DATA SECTION:
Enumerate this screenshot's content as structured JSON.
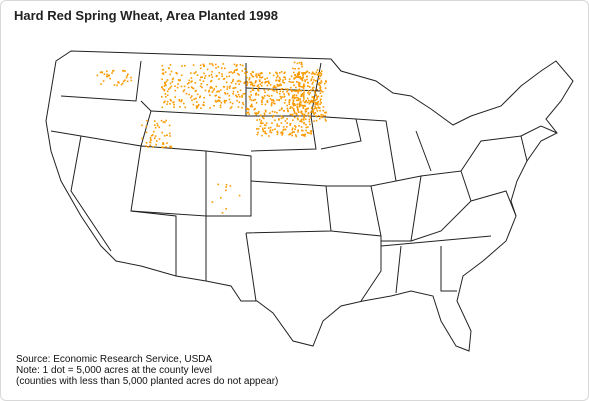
{
  "header": {
    "title": "Hard Red Spring Wheat, Area Planted 1998"
  },
  "source": {
    "lines": [
      "Source: Economic Research Service, USDA",
      "Note: 1 dot = 5,000 acres at the county level",
      "(counties with less than 5,000 planted acres do not appear)"
    ]
  }
}
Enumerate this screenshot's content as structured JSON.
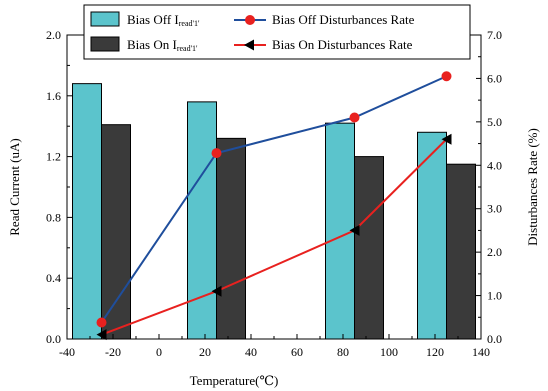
{
  "chart_data": {
    "type": "bar+line",
    "xlabel": "Temperature(℃)",
    "ylabel_left": "Read Current (uA)",
    "ylabel_right": "Disturbances Rate (%)",
    "xlim": [
      -40,
      140
    ],
    "xticks": [
      "-40",
      "-20",
      "0",
      "20",
      "40",
      "60",
      "80",
      "100",
      "120",
      "140"
    ],
    "ylim_left": [
      0.0,
      2.0
    ],
    "yticks_left": [
      "0.0",
      "0.4",
      "0.8",
      "1.2",
      "1.6",
      "2.0"
    ],
    "ylim_right": [
      0.0,
      7.0
    ],
    "yticks_right": [
      "0.0",
      "1.0",
      "2.0",
      "3.0",
      "4.0",
      "5.0",
      "6.0",
      "7.0"
    ],
    "categories": [
      -25,
      25,
      85,
      125
    ],
    "bar_series": [
      {
        "name": "Bias Off",
        "subscript": "read'1'",
        "full_label": "Bias Off I",
        "color": "#5bc4cc",
        "values": [
          1.68,
          1.56,
          1.42,
          1.36
        ]
      },
      {
        "name": "Bias On",
        "subscript": "read'1'",
        "full_label": "Bias On I",
        "color": "#3a3a3a",
        "values": [
          1.41,
          1.32,
          1.2,
          1.15
        ]
      }
    ],
    "line_series": [
      {
        "name": "Bias Off  Disturbances Rate",
        "color": "#1f4e9c",
        "marker": "circle",
        "marker_color": "#e8211f",
        "x": [
          -25,
          25,
          85,
          125
        ],
        "values": [
          0.38,
          4.28,
          5.1,
          6.05
        ]
      },
      {
        "name": "Bias On  Disturbances Rate",
        "color": "#e8211f",
        "marker": "triangle-left",
        "marker_color": "#000000",
        "x": [
          -25,
          25,
          85,
          125
        ],
        "values": [
          0.1,
          1.1,
          2.5,
          4.6
        ]
      }
    ],
    "grid": false,
    "legend_position": "top"
  }
}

EXERCISE DETAILS: Only lines with the word "Bias" should be collected from the material.

RESPONSE:
        "name": "Bias Off",
        "full_label": "Bias Off I",
        "name": "Bias On",
        "full_label": "Bias On I",
        "name": "Bias Off  Disturbances Rate",
        "name": "Bias On  Disturbances Rate",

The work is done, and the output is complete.